● **What you should do**
Retype each entry below, keeping every character the same.

## begin Record extracts

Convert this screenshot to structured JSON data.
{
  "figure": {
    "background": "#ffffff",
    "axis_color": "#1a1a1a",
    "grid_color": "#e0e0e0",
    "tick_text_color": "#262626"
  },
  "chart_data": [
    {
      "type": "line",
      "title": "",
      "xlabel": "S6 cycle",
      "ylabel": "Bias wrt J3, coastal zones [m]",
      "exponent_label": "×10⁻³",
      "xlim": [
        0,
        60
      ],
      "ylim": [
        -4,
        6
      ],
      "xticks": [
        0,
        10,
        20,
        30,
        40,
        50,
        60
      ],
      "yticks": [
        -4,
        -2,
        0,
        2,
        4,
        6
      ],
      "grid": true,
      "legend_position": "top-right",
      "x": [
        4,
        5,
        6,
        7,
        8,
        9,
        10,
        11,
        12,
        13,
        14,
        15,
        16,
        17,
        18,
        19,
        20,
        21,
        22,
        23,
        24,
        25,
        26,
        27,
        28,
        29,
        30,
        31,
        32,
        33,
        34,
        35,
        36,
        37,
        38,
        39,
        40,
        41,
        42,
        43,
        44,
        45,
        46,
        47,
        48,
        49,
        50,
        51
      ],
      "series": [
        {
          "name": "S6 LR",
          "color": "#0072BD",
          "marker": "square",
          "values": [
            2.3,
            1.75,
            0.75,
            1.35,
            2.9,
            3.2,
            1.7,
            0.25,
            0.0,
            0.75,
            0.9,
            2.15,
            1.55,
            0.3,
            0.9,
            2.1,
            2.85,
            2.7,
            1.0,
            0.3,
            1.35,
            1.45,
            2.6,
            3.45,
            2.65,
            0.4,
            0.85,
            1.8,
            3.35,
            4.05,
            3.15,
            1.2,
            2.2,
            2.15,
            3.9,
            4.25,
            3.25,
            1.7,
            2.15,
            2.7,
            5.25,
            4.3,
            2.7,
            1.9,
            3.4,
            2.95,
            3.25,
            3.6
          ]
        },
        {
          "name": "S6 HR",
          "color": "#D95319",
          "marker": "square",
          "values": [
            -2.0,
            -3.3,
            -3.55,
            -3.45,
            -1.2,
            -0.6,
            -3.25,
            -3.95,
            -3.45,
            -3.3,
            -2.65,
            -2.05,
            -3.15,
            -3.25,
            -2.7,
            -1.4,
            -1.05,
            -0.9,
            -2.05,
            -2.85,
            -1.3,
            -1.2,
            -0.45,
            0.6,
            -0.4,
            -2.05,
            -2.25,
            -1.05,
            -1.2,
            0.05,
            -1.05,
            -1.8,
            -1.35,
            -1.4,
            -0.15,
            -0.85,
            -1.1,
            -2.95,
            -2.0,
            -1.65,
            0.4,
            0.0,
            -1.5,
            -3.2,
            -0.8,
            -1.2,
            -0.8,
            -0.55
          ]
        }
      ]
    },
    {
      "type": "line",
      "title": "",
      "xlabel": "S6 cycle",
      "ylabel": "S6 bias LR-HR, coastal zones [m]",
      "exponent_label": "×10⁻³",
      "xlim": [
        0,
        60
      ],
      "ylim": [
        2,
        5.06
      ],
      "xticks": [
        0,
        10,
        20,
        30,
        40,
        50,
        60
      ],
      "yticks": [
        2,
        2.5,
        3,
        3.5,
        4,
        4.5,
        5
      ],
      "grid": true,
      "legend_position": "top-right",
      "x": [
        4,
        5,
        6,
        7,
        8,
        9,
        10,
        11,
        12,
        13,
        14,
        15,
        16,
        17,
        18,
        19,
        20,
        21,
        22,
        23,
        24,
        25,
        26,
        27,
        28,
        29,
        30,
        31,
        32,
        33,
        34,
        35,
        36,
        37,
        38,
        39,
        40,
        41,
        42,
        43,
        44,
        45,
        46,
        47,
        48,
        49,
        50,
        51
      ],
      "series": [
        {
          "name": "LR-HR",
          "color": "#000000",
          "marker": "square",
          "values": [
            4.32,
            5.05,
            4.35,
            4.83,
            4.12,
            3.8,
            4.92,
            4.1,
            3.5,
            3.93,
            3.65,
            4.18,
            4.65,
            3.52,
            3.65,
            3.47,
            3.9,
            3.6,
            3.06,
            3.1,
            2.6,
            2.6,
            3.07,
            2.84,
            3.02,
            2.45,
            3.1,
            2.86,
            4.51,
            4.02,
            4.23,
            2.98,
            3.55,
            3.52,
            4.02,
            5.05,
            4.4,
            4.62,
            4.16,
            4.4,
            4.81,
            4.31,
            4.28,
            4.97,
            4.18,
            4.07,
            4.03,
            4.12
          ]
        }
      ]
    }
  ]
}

## end Record extracts

● **Answer in full**
Convert this screenshot to structured JSON data.
{
  "figure": {
    "background": "#ffffff",
    "axis_color": "#1a1a1a",
    "grid_color": "#e0e0e0",
    "tick_text_color": "#262626"
  },
  "chart_data": [
    {
      "type": "line",
      "title": "",
      "xlabel": "S6 cycle",
      "ylabel": "Bias wrt J3, coastal zones [m]",
      "exponent_label": "×10⁻³",
      "xlim": [
        0,
        60
      ],
      "ylim": [
        -4,
        6
      ],
      "xticks": [
        0,
        10,
        20,
        30,
        40,
        50,
        60
      ],
      "yticks": [
        -4,
        -2,
        0,
        2,
        4,
        6
      ],
      "grid": true,
      "legend_position": "top-right",
      "x": [
        4,
        5,
        6,
        7,
        8,
        9,
        10,
        11,
        12,
        13,
        14,
        15,
        16,
        17,
        18,
        19,
        20,
        21,
        22,
        23,
        24,
        25,
        26,
        27,
        28,
        29,
        30,
        31,
        32,
        33,
        34,
        35,
        36,
        37,
        38,
        39,
        40,
        41,
        42,
        43,
        44,
        45,
        46,
        47,
        48,
        49,
        50,
        51
      ],
      "series": [
        {
          "name": "S6 LR",
          "color": "#0072BD",
          "marker": "square",
          "values": [
            2.3,
            1.75,
            0.75,
            1.35,
            2.9,
            3.2,
            1.7,
            0.25,
            0.0,
            0.75,
            0.9,
            2.15,
            1.55,
            0.3,
            0.9,
            2.1,
            2.85,
            2.7,
            1.0,
            0.3,
            1.35,
            1.45,
            2.6,
            3.45,
            2.65,
            0.4,
            0.85,
            1.8,
            3.35,
            4.05,
            3.15,
            1.2,
            2.2,
            2.15,
            3.9,
            4.25,
            3.25,
            1.7,
            2.15,
            2.7,
            5.25,
            4.3,
            2.7,
            1.9,
            3.4,
            2.95,
            3.25,
            3.6
          ]
        },
        {
          "name": "S6 HR",
          "color": "#D95319",
          "marker": "square",
          "values": [
            -2.0,
            -3.3,
            -3.55,
            -3.45,
            -1.2,
            -0.6,
            -3.25,
            -3.95,
            -3.45,
            -3.3,
            -2.65,
            -2.05,
            -3.15,
            -3.25,
            -2.7,
            -1.4,
            -1.05,
            -0.9,
            -2.05,
            -2.85,
            -1.3,
            -1.2,
            -0.45,
            0.6,
            -0.4,
            -2.05,
            -2.25,
            -1.05,
            -1.2,
            0.05,
            -1.05,
            -1.8,
            -1.35,
            -1.4,
            -0.15,
            -0.85,
            -1.1,
            -2.95,
            -2.0,
            -1.65,
            0.4,
            0.0,
            -1.5,
            -3.2,
            -0.8,
            -1.2,
            -0.8,
            -0.55
          ]
        }
      ]
    },
    {
      "type": "line",
      "title": "",
      "xlabel": "S6 cycle",
      "ylabel": "S6 bias LR-HR, coastal zones [m]",
      "exponent_label": "×10⁻³",
      "xlim": [
        0,
        60
      ],
      "ylim": [
        2,
        5.06
      ],
      "xticks": [
        0,
        10,
        20,
        30,
        40,
        50,
        60
      ],
      "yticks": [
        2,
        2.5,
        3,
        3.5,
        4,
        4.5,
        5
      ],
      "grid": true,
      "legend_position": "top-right",
      "x": [
        4,
        5,
        6,
        7,
        8,
        9,
        10,
        11,
        12,
        13,
        14,
        15,
        16,
        17,
        18,
        19,
        20,
        21,
        22,
        23,
        24,
        25,
        26,
        27,
        28,
        29,
        30,
        31,
        32,
        33,
        34,
        35,
        36,
        37,
        38,
        39,
        40,
        41,
        42,
        43,
        44,
        45,
        46,
        47,
        48,
        49,
        50,
        51
      ],
      "series": [
        {
          "name": "LR-HR",
          "color": "#000000",
          "marker": "square",
          "values": [
            4.32,
            5.05,
            4.35,
            4.83,
            4.12,
            3.8,
            4.92,
            4.1,
            3.5,
            3.93,
            3.65,
            4.18,
            4.65,
            3.52,
            3.65,
            3.47,
            3.9,
            3.6,
            3.06,
            3.1,
            2.6,
            2.6,
            3.07,
            2.84,
            3.02,
            2.45,
            3.1,
            2.86,
            4.51,
            4.02,
            4.23,
            2.98,
            3.55,
            3.52,
            4.02,
            5.05,
            4.4,
            4.62,
            4.16,
            4.4,
            4.81,
            4.31,
            4.28,
            4.97,
            4.18,
            4.07,
            4.03,
            4.12
          ]
        }
      ]
    }
  ]
}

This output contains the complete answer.